WORK TO COMPLETE:
Report the count of lines containing the word "तरपत" in the entries below, and nothing more.

TASK DATA:
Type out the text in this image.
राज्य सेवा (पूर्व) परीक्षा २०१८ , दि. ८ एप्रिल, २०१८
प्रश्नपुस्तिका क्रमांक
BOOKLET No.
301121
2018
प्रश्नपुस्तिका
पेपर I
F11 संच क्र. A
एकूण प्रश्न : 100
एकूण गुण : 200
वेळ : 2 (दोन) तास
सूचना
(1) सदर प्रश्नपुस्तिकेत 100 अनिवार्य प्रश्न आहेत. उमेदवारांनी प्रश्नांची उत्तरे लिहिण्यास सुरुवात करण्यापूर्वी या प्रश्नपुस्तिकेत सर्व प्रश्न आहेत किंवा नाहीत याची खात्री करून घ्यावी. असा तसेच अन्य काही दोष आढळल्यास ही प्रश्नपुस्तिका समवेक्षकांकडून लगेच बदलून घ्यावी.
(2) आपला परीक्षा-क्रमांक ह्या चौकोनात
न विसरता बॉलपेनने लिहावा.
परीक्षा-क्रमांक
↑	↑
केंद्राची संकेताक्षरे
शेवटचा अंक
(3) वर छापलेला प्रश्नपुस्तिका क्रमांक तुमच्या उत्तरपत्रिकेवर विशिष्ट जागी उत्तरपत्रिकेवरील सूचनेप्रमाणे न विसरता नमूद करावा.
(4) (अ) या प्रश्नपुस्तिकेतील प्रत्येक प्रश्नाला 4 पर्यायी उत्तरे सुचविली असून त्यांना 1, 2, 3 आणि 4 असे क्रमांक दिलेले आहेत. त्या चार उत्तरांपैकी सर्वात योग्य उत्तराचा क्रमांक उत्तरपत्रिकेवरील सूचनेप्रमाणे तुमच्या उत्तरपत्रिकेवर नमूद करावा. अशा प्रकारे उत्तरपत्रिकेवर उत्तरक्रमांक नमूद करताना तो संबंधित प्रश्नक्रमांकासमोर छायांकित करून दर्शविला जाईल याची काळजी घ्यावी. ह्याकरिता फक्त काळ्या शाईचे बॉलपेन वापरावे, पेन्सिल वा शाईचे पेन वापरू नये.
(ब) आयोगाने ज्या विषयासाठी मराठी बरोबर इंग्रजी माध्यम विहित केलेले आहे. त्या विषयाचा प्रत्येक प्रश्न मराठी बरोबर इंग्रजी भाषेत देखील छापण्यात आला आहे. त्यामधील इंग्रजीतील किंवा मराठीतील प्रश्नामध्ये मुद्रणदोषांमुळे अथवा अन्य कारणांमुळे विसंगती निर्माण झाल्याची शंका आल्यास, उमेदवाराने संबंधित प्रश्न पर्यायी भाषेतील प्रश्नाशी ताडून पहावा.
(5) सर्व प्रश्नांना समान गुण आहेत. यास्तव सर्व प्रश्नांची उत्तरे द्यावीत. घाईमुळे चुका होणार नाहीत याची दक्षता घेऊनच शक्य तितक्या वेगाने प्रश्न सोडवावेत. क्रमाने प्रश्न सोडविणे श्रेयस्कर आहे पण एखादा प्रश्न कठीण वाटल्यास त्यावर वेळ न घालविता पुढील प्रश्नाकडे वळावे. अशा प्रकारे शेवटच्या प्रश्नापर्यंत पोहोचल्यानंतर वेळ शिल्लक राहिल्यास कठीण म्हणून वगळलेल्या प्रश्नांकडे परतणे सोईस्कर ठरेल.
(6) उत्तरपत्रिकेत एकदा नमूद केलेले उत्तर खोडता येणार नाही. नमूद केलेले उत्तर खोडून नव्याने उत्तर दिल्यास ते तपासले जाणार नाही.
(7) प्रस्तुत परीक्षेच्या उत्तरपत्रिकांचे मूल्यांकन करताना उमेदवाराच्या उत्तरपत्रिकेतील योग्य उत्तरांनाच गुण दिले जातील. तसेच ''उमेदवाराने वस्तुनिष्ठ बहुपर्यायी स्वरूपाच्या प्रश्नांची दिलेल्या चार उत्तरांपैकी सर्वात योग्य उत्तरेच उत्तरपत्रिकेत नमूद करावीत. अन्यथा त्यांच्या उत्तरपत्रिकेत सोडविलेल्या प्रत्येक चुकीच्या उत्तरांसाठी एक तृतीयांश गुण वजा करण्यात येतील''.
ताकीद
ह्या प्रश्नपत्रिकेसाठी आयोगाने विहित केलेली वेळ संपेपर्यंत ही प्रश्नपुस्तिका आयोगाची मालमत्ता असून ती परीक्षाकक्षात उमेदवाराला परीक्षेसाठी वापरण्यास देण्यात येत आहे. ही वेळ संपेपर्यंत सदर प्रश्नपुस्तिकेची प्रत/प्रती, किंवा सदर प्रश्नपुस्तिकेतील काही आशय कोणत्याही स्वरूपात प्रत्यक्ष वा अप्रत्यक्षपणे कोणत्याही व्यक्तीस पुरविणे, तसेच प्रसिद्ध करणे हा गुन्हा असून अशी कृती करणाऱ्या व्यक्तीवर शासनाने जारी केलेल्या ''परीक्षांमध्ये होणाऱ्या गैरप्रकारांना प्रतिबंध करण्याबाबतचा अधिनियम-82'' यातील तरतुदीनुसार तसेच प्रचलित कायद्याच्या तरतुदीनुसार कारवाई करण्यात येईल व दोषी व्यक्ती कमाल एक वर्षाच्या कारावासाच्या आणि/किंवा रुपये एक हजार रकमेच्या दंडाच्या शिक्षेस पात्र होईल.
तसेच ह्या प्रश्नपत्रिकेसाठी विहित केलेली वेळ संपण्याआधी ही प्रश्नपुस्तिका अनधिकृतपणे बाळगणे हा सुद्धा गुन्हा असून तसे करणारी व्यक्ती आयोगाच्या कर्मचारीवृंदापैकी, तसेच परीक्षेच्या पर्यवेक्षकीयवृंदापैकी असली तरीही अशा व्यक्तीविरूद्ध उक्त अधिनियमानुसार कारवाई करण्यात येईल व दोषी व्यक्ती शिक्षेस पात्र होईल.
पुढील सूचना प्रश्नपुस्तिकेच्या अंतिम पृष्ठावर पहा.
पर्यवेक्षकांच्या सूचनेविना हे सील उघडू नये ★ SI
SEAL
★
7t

RESPONSE TO THE EXERCISE:
4